**** Página

Los presupuestos teóricos del kantismo hacen imposible fundamentar la atribución a la persona humana de ese valor intrínseco que conocemos como dignidad. Es decir, el planteamiento kantiano explica el qué de la dignidad humana; suministra cierta claridad para entenderla, pero no para justificar por qué esa dignidad hay que predicarla del ser humano y no de cualquier otro ente. En efecto, la razón de la excelencia o carácter sobresaliente del ser humano respecto a otros seres vivos biológicamente (el Homo sapiens sapiens) es necesaria, pero es necesaria una fundamentación metafísica, dado que el concepto de “dignidad humana” también lo es. La eminencia del ser humano reside en su “ser”, en que ser persona humana es más que cualquier otro ser, y esto hay que justificarlo filosóficamente.

El planteamiento kantiano resulta inepto para una justificación de tal naturaleza. Pues Kant considera que la metafísica no es verdaderamente ciencia, es decir, no aporta realmente conocimiento de objeto alguno: “solo preguntas sin respuestas racionalmente posibles”.

La conciencia del valor absoluto de la realidad humana no es la conciencia de que el ser humano sea un ser absoluto —que no lo es— sino la de que ha sido querido por sí mismo, y requerido, por el Ser absoluto, que de esa manera existe. La fundamentación de la dignidad humana, o es metafísica o no lo es. “La dignidad de la persona humana es un trasunto de la dignidad humana, de su origen”. Si no se llega hasta aquí, la afirmación de dignidad humana, cuando la hace el hombre, será un acto de puro narcisismo. No lo es porque el hombre, cuando reconoce su propia dignidad, rinde homenaje a Aquel de quien es imagen y semejanza. “Si la presunta dignidad del hombre es tan solo el emblema de una arrogancia que se nutre de su propia afirmación, todo podría quedar en un puro y simple gesto megalómano. Por el contrario, si se trata de algo cuyo origen rebasa nuestro ser y que se funda, por tanto, en un principio ontológicamente sobrehumano, el concepto en cuestión sale del círculo de nuestra mismidad y, en vez de mirarse en ella como en su propio espejo, apunta hacia el “original” del que el valor específico del hombre [procede].

********
**** Datos almacenados

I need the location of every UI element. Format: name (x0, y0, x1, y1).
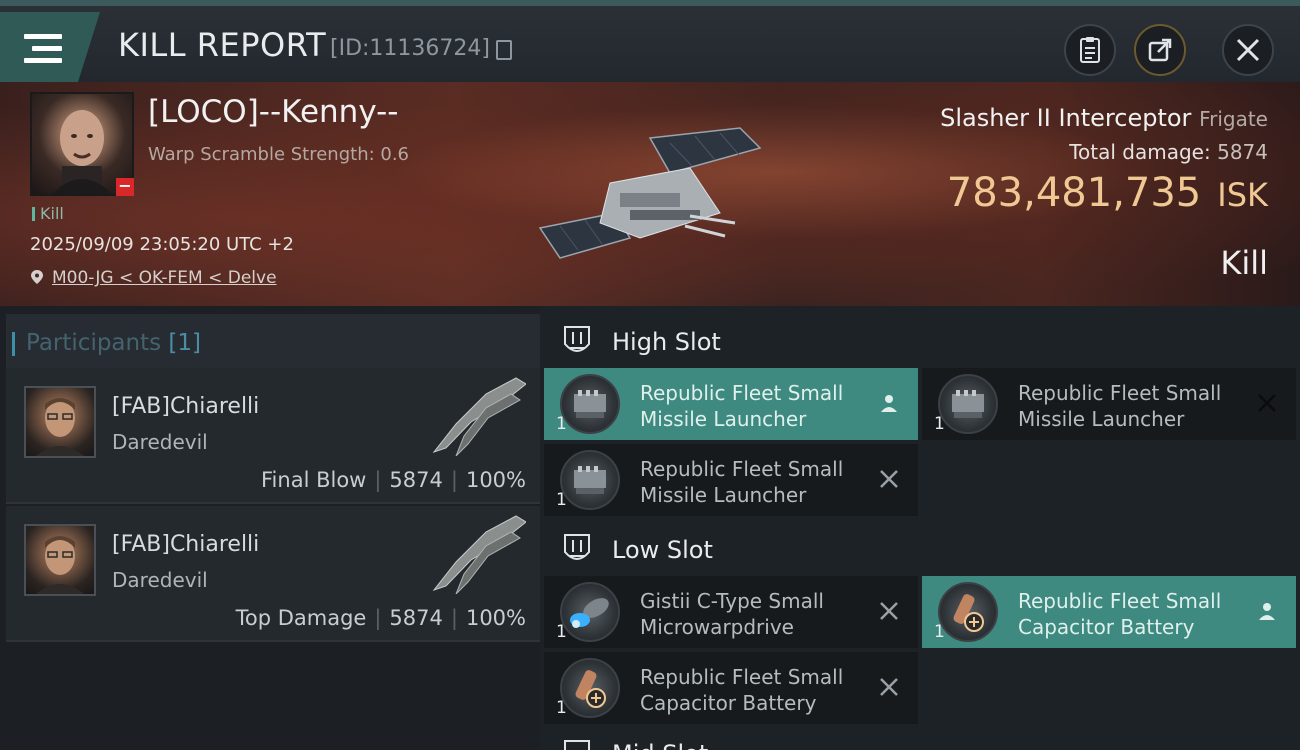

********

**La tarea:**
Transcriba literalmente el pasaje de la página sobre la dignidad humana que va desde "Los presupuestos teóricos" hasta "que justificarlo filosóficamente.", este último incluido.

**Resultado del ejercicio:**
Los presupuestos teóricos del kantismo hacen imposible fundamentar la atribución a la persona humana de ese valor intrínseco que conocemos como dignidad. Es decir, el planteamiento kantiano explica el qué de la dignidad humana; suministra cierta claridad para entenderla, pero no para justificar por qué esa dignidad hay que predicarla del ser humano y no de cualquier otro ente. En efecto, la razón de la excelencia o carácter sobresaliente del ser humano respecto a otros seres vivos biológicamente (el Homo sapiens sapiens) es necesaria, pero es necesaria una fundamentación metafísica, dado que el concepto de “dignidad humana” también lo es. La eminencia del ser humano reside en su “ser”, en que ser persona humana es más que cualquier otro ser, y esto hay que justificarlo filosóficamente.